__THE REQUEST__
Exactly as they appear, output all of the entries.

======== DATA FOR THE TASK

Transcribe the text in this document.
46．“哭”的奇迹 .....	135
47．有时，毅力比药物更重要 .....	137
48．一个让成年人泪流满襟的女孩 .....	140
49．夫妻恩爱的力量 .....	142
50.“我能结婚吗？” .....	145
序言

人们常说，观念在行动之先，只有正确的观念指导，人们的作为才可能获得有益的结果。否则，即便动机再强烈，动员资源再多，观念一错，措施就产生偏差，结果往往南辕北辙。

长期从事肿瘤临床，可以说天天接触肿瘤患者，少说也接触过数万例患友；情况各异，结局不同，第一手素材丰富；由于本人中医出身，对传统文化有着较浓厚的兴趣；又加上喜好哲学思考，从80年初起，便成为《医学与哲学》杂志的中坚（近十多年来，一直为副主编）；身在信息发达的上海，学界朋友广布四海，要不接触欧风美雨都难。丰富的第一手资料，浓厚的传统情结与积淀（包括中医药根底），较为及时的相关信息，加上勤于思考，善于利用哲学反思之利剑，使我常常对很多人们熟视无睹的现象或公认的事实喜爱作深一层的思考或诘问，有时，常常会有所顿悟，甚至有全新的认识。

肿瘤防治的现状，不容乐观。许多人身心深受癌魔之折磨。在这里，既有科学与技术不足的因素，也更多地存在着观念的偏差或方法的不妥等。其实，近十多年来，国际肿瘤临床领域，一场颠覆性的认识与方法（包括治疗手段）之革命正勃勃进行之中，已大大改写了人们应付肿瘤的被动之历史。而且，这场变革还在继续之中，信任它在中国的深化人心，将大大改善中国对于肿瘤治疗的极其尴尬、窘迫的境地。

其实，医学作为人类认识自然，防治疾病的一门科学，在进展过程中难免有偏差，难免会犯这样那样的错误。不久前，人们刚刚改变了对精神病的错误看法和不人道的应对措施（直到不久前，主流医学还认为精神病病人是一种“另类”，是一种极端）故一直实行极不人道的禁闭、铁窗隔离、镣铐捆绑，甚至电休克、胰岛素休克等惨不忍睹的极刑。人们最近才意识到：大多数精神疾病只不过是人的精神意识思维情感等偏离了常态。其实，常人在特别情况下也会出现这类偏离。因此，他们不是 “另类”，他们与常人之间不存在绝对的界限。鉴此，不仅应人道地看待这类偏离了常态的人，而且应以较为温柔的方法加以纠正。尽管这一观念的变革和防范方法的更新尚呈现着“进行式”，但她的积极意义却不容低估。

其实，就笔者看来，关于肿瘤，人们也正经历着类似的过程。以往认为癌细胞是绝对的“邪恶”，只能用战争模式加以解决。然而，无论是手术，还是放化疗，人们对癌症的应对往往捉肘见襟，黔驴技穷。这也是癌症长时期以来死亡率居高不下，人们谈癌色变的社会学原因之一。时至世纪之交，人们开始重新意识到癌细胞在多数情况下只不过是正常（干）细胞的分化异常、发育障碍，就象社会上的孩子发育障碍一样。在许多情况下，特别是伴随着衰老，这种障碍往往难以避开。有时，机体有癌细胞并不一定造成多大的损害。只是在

================

__TASK SOLUTION__
Transcribe the text in this document.
46．“哭”的奇迹 .....	135
47．有时，毅力比药物更重要 .....	137
48．一个让成年人泪流满襟的女孩 .....	140
49．夫妻恩爱的力量 .....	142
50.“我能结婚吗？” .....	145
序言

人们常说，观念在行动之先，只有正确的观念指导，人们的作为才可能获得有益的结果。否则，即便动机再强烈，动员资源再多，观念一错，措施就产生偏差，结果往往南辕北辙。

长期从事肿瘤临床，可以说天天接触肿瘤患者，少说也接触过数万例患友；情况各异，结局不同，第一手素材丰富；由于本人中医出身，对传统文化有着较浓厚的兴趣；又加上喜好哲学思考，从80年初起，便成为《医学与哲学》杂志的中坚（近十多年来，一直为副主编）；身在信息发达的上海，学界朋友广布四海，要不接触欧风美雨都难。丰富的第一手资料，浓厚的传统情结与积淀（包括中医药根底），较为及时的相关信息，加上勤于思考，善于利用哲学反思之利剑，使我常常对很多人们熟视无睹的现象或公认的事实喜爱作深一层的思考或诘问，有时，常常会有所顿悟，甚至有全新的认识。

肿瘤防治的现状，不容乐观。许多人身心深受癌魔之折磨。在这里，既有科学与技术不足的因素，也更多地存在着观念的偏差或方法的不妥等。其实，近十多年来，国际肿瘤临床领域，一场颠覆性的认识与方法（包括治疗手段）之革命正勃勃进行之中，已大大改写了人们应付肿瘤的被动之历史。而且，这场变革还在继续之中，信任它在中国的深化人心，将大大改善中国对于肿瘤治疗的极其尴尬、窘迫的境地。

其实，医学作为人类认识自然，防治疾病的一门科学，在进展过程中难免有偏差，难免会犯这样那样的错误。不久前，人们刚刚改变了对精神病的错误看法和不人道的应对措施（直到不久前，主流医学还认为精神病病人是一种“另类”，是一种极端）故一直实行极不人道的禁闭、铁窗隔离、镣铐捆绑，甚至电休克、胰岛素休克等惨不忍睹的极刑。人们最近才意识到：大多数精神疾病只不过是人的精神意识思维情感等偏离了常态。其实，常人在特别情况下也会出现这类偏离。因此，他们不是 “另类”，他们与常人之间不存在绝对的界限。鉴此，不仅应人道地看待这类偏离了常态的人，而且应以较为温柔的方法加以纠正。尽管这一观念的变革和防范方法的更新尚呈现着“进行式”，但她的积极意义却不容低估。

其实，就笔者看来，关于肿瘤，人们也正经历着类似的过程。以往认为癌细胞是绝对的“邪恶”，只能用战争模式加以解决。然而，无论是手术，还是放化疗，人们对癌症的应对往往捉肘见襟，黔驴技穷。这也是癌症长时期以来死亡率居高不下，人们谈癌色变的社会学原因之一。时至世纪之交，人们开始重新意识到癌细胞在多数情况下只不过是正常（干）细胞的分化异常、发育障碍，就象社会上的孩子发育障碍一样。在许多情况下，特别是伴随着衰老，这种障碍往往难以避开。有时，机体有癌细胞并不一定造成多大的损害。只是在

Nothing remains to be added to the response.